What you need to do. Collect all lines from the listing that include the string "ylabel".

Information given.
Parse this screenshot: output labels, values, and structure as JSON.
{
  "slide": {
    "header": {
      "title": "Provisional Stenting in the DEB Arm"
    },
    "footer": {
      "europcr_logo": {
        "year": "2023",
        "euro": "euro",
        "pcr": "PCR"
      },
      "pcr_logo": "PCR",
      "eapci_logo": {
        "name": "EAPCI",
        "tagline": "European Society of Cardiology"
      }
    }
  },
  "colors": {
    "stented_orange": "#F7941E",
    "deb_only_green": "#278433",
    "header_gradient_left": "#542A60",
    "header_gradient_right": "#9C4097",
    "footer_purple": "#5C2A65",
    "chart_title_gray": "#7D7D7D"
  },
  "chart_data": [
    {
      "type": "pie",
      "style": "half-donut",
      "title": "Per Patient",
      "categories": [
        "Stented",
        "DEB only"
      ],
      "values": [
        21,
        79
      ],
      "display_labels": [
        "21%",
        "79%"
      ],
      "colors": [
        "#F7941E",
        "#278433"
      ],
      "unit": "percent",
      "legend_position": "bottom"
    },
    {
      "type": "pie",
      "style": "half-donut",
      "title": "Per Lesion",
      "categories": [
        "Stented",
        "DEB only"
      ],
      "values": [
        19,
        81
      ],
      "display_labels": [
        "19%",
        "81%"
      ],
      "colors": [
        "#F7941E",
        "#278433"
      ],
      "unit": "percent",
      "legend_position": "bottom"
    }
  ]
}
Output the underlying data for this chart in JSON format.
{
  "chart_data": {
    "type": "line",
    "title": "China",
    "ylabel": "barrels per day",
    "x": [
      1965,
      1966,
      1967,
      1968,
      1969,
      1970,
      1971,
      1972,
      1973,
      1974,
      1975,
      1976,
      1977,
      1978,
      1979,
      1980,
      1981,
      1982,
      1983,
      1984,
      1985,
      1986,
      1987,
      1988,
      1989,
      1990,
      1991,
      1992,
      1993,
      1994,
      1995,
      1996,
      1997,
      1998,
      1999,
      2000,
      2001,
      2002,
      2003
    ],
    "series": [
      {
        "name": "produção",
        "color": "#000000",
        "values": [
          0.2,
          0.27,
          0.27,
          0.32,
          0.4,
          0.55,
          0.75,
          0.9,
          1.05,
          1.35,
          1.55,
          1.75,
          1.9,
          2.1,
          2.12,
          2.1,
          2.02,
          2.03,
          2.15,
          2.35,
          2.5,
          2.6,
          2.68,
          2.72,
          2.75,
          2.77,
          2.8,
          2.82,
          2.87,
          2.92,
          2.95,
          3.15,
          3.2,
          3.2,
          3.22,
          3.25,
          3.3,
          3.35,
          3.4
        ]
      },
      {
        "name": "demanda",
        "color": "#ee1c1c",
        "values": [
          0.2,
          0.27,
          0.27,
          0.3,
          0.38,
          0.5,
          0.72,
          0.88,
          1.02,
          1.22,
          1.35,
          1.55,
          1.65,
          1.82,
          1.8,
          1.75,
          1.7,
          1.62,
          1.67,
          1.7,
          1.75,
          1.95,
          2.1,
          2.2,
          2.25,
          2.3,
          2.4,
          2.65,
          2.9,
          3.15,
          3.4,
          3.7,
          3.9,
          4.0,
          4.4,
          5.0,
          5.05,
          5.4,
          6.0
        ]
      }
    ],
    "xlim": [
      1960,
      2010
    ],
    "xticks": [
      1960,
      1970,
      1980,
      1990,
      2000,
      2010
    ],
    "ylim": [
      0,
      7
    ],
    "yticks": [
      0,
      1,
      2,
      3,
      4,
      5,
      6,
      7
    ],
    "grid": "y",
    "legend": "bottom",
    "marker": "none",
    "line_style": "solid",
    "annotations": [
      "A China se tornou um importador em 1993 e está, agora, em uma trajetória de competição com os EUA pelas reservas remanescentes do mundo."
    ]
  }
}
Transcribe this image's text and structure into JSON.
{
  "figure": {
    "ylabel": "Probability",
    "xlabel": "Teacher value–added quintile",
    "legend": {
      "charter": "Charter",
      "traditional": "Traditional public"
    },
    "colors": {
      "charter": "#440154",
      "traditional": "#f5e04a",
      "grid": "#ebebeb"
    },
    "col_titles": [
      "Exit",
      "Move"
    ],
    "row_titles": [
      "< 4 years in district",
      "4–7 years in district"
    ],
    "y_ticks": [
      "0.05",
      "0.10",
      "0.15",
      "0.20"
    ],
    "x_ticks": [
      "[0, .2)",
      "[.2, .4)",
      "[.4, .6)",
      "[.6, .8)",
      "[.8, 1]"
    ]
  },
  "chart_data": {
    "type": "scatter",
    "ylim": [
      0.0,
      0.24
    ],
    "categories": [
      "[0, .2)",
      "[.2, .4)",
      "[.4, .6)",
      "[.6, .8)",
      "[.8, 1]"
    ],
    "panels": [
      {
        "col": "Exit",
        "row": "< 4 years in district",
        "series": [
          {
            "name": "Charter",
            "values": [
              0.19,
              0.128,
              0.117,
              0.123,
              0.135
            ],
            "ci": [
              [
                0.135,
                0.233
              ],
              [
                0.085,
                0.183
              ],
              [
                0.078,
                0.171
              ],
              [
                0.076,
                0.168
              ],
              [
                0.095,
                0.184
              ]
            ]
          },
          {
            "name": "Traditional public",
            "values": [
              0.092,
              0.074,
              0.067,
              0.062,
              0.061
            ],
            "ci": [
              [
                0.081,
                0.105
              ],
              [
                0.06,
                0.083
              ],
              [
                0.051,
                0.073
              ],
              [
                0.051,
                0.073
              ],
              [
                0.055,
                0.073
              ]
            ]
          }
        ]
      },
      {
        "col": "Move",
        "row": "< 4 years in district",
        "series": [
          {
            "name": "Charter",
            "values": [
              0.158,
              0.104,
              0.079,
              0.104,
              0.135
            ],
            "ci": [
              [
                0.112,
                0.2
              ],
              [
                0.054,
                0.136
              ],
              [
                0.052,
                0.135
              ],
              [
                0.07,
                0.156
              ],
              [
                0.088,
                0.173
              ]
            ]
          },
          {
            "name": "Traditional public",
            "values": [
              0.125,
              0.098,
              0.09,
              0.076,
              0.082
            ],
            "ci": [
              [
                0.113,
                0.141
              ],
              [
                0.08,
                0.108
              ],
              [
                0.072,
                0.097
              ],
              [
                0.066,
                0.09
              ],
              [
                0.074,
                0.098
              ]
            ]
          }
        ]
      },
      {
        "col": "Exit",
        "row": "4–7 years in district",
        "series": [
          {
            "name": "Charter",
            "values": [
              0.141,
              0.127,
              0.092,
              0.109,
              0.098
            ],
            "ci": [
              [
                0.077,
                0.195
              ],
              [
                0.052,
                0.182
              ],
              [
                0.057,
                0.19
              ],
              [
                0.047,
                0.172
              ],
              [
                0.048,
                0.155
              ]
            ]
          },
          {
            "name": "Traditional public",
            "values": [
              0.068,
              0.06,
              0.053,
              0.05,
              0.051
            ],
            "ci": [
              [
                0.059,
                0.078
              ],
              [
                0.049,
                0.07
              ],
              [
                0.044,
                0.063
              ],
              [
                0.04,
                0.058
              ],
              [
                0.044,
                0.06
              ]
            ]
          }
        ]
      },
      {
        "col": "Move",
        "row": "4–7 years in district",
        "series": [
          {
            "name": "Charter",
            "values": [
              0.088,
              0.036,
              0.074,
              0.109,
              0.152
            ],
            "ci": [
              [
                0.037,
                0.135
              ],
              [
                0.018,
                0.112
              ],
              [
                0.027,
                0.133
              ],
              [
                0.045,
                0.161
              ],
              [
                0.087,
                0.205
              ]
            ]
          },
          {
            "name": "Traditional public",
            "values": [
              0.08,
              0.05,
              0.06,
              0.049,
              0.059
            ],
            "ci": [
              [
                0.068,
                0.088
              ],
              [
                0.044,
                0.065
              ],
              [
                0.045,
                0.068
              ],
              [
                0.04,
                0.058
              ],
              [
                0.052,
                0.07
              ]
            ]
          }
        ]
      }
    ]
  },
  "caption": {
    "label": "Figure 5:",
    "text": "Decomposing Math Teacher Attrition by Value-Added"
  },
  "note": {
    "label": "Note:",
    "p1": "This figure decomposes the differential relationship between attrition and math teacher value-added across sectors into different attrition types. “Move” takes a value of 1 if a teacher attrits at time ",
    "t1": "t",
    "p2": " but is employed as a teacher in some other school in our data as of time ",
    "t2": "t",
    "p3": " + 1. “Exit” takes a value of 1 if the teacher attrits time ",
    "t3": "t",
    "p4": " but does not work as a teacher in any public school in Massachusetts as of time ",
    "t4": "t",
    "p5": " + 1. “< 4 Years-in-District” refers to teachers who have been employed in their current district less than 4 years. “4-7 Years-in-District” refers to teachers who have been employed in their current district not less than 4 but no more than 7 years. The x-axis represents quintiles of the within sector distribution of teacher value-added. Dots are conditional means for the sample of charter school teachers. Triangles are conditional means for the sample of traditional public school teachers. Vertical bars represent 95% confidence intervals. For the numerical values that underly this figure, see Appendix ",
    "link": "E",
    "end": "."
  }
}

Written answer.
    "ylabel": "barrels per day",
    "ylabel": "Probability",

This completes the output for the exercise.